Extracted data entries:
---------------
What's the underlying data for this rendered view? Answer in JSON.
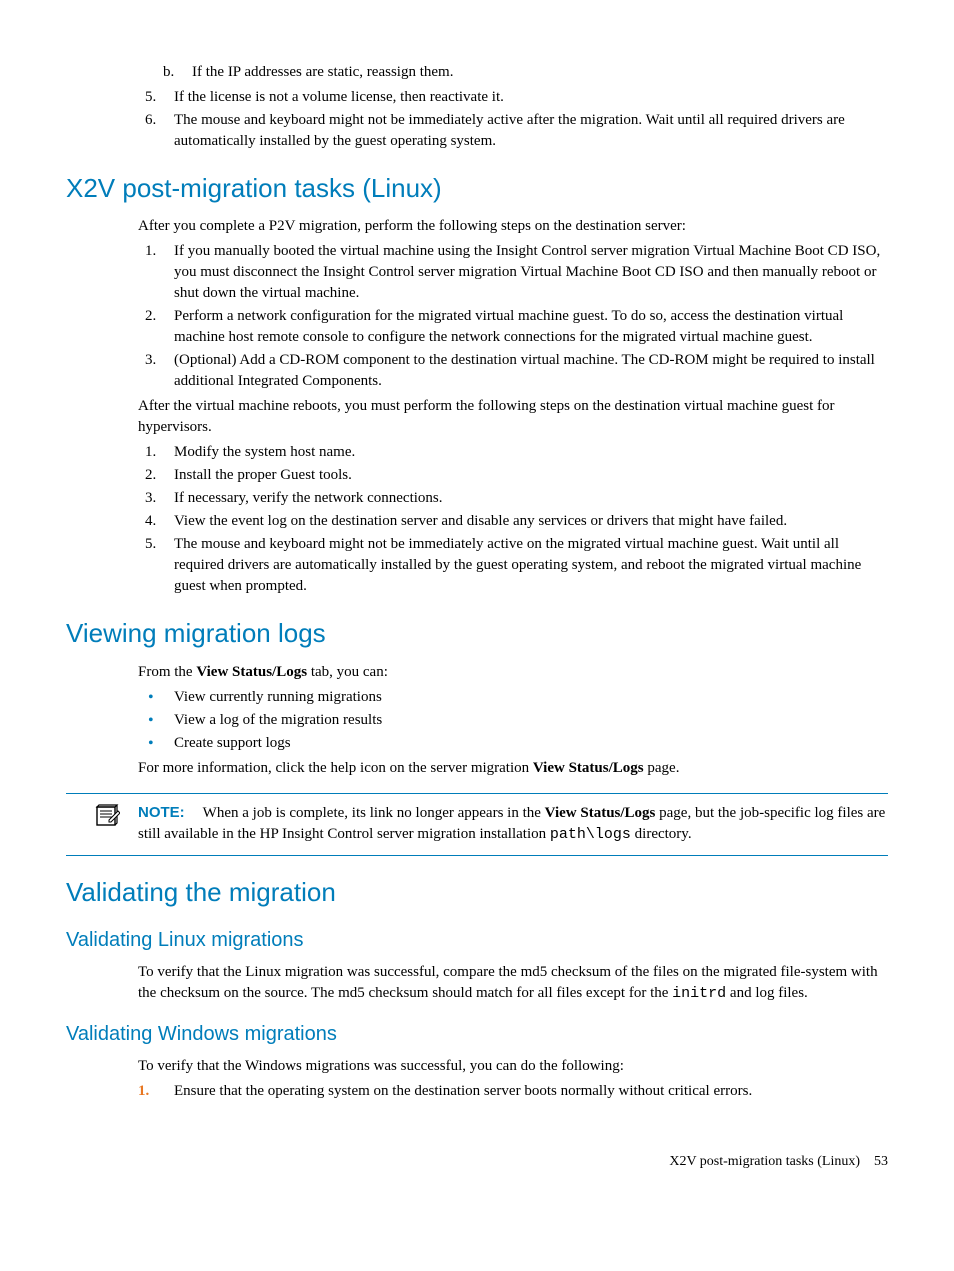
{
  "top_list": {
    "b": "If the IP addresses are static, reassign them.",
    "item5": "If the license is not a volume license, then reactivate it.",
    "item6": "The mouse and keyboard might not be immediately active after the migration. Wait until all required drivers are automatically installed by the guest operating system."
  },
  "h_x2v": "X2V post-migration tasks (Linux)",
  "x2v_intro": "After you complete a P2V migration, perform the following steps on the destination server:",
  "x2v_list": [
    "If you manually booted the virtual machine using the Insight Control server migration Virtual Machine Boot CD ISO, you must disconnect the Insight Control server migration Virtual Machine Boot CD ISO and then manually reboot or shut down the virtual machine.",
    "Perform a network configuration for the migrated virtual machine guest. To do so, access the destination virtual machine host remote console to configure the network connections for the migrated virtual machine guest.",
    "(Optional) Add a CD-ROM component to the destination virtual machine. The CD-ROM might be required to install additional Integrated Components."
  ],
  "x2v_after": "After the virtual machine reboots, you must perform the following steps on the destination virtual machine guest for hypervisors.",
  "x2v_list2": [
    "Modify the system host name.",
    "Install the proper Guest tools.",
    "If necessary, verify the network connections.",
    "View the event log on the destination server and disable any services or drivers that might have failed.",
    "The mouse and keyboard might not be immediately active on the migrated virtual machine guest. Wait until all required drivers are automatically installed by the guest operating system, and reboot the migrated virtual machine guest when prompted."
  ],
  "h_view": "Viewing migration logs",
  "view_intro_pre": "From the ",
  "view_intro_bold": "View Status/Logs",
  "view_intro_post": " tab, you can:",
  "view_bullets": [
    "View currently running migrations",
    "View a log of the migration results",
    "Create support logs"
  ],
  "view_more_pre": "For more information, click the help icon on the server migration ",
  "view_more_bold": "View Status/Logs",
  "view_more_post": " page.",
  "note_label": "NOTE:",
  "note_pre": "When a job is complete, its link no longer appears in the ",
  "note_bold": "View Status/Logs",
  "note_mid": " page, but the job-specific log files are still available in the HP Insight Control server migration installation ",
  "note_code": "path\\logs",
  "note_post": " directory.",
  "h_valid": "Validating the migration",
  "h_valid_linux": "Validating Linux migrations",
  "valid_linux_pre": "To verify that the Linux migration was successful, compare the md5 checksum of the files on the migrated file-system with the checksum on the source. The md5 checksum should match for all files except for the ",
  "valid_linux_code": "initrd",
  "valid_linux_post": " and log files.",
  "h_valid_win": "Validating Windows migrations",
  "valid_win_intro": "To verify that the Windows migrations was successful, you can do the following:",
  "valid_win_item1_marker": "1.",
  "valid_win_item1": "Ensure that the operating system on the destination server boots normally without critical errors.",
  "footer_title": "X2V post-migration tasks (Linux)",
  "footer_page": "53"
}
---------------
» The exercise
Among the entries above, identify all lines with "Control" and copy them.

» Output
    "If you manually booted the virtual machine using the Insight Control server migration Virtual Machine Boot CD ISO, you must disconnect the Insight Control server migration Virtual Machine Boot CD ISO and then manually reboot or shut down the virtual machine.",
  "note_mid": " page, but the job-specific log files are still available in the HP Insight Control server migration installation ",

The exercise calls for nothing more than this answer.